• **PROBLEM TO SOLVE**:
Among the lines below, count those containing the word "axis". Give the number only.
◇ ◇ ◇ ◇ ◇ ◇ ◇
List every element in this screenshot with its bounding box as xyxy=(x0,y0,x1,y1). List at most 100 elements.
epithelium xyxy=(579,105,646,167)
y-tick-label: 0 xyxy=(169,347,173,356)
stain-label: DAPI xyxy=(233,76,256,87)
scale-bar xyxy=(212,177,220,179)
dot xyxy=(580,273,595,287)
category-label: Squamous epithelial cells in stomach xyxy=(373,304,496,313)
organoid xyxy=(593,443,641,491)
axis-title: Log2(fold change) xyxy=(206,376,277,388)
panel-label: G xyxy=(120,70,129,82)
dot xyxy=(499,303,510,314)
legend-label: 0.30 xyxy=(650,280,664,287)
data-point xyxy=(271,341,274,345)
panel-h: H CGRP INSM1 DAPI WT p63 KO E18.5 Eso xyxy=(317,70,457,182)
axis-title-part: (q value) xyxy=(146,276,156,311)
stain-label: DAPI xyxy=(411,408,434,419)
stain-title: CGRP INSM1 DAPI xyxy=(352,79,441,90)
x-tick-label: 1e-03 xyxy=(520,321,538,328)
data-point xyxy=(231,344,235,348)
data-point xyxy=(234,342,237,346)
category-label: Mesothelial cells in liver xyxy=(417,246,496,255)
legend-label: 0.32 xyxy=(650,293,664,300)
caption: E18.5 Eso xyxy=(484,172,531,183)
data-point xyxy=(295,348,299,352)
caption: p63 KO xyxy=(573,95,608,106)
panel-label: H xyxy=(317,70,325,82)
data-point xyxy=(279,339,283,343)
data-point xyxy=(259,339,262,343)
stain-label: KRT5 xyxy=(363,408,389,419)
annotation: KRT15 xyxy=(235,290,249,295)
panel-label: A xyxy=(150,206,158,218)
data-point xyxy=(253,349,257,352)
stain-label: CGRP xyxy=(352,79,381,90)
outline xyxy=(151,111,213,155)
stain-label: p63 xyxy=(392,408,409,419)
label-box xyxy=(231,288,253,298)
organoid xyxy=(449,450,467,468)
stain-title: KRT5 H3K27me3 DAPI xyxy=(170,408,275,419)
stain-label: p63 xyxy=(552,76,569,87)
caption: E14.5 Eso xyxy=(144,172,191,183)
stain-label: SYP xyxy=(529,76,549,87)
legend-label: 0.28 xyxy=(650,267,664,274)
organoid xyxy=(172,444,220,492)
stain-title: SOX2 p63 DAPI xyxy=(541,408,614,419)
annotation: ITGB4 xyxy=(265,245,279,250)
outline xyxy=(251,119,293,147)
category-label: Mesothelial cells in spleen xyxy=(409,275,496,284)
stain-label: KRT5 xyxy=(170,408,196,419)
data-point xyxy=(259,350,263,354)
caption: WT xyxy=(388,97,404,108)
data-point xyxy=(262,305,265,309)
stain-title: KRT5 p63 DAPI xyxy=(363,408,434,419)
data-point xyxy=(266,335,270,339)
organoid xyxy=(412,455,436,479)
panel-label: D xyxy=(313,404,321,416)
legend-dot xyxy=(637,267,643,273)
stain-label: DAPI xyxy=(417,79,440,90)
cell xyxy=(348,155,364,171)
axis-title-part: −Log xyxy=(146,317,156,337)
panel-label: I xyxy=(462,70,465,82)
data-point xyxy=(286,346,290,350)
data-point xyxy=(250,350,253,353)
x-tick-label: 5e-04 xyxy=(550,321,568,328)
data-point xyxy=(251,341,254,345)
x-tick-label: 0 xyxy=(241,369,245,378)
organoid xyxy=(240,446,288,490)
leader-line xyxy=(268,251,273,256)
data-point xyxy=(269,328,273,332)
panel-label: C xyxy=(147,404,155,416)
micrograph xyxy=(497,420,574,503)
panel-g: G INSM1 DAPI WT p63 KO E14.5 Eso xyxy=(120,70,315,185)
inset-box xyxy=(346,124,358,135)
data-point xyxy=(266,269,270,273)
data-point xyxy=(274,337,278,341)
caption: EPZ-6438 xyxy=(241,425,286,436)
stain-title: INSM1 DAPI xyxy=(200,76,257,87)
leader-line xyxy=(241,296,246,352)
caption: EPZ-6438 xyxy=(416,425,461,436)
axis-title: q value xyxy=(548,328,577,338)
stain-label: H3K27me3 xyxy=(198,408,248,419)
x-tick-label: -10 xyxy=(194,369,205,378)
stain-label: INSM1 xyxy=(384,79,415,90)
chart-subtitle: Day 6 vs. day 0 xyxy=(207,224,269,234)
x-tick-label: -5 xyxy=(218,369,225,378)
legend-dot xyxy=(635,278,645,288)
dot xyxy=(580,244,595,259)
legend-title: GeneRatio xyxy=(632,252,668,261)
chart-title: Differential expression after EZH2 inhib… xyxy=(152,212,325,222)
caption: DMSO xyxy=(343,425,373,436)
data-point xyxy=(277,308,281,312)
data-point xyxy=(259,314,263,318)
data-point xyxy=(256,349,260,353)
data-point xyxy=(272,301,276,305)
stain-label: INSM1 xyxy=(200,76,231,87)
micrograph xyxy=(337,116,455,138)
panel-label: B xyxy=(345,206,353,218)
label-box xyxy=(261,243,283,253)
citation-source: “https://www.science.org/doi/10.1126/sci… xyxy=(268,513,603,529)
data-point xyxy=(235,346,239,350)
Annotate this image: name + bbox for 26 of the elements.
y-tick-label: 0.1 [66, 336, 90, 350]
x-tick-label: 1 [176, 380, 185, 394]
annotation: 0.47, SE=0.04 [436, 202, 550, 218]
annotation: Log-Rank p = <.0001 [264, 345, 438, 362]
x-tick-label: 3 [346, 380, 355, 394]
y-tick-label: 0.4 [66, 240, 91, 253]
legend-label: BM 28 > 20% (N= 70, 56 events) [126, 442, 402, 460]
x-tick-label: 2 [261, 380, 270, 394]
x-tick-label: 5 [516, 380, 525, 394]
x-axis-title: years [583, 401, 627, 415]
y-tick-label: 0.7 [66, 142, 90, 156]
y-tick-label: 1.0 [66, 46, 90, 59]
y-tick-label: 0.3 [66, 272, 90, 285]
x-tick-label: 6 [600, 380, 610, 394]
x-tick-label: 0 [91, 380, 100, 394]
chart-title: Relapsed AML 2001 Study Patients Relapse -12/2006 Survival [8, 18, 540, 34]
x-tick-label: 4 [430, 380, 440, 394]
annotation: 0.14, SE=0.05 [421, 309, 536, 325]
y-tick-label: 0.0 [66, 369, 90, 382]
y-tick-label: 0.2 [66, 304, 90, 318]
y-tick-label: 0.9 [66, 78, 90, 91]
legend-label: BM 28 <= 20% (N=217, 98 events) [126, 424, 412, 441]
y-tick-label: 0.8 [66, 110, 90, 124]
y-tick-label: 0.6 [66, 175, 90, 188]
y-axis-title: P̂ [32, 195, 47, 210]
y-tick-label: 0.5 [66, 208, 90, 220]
◇ ◇ ◇ ◇ ◇ ◇ ◇
• **REPLY**:
6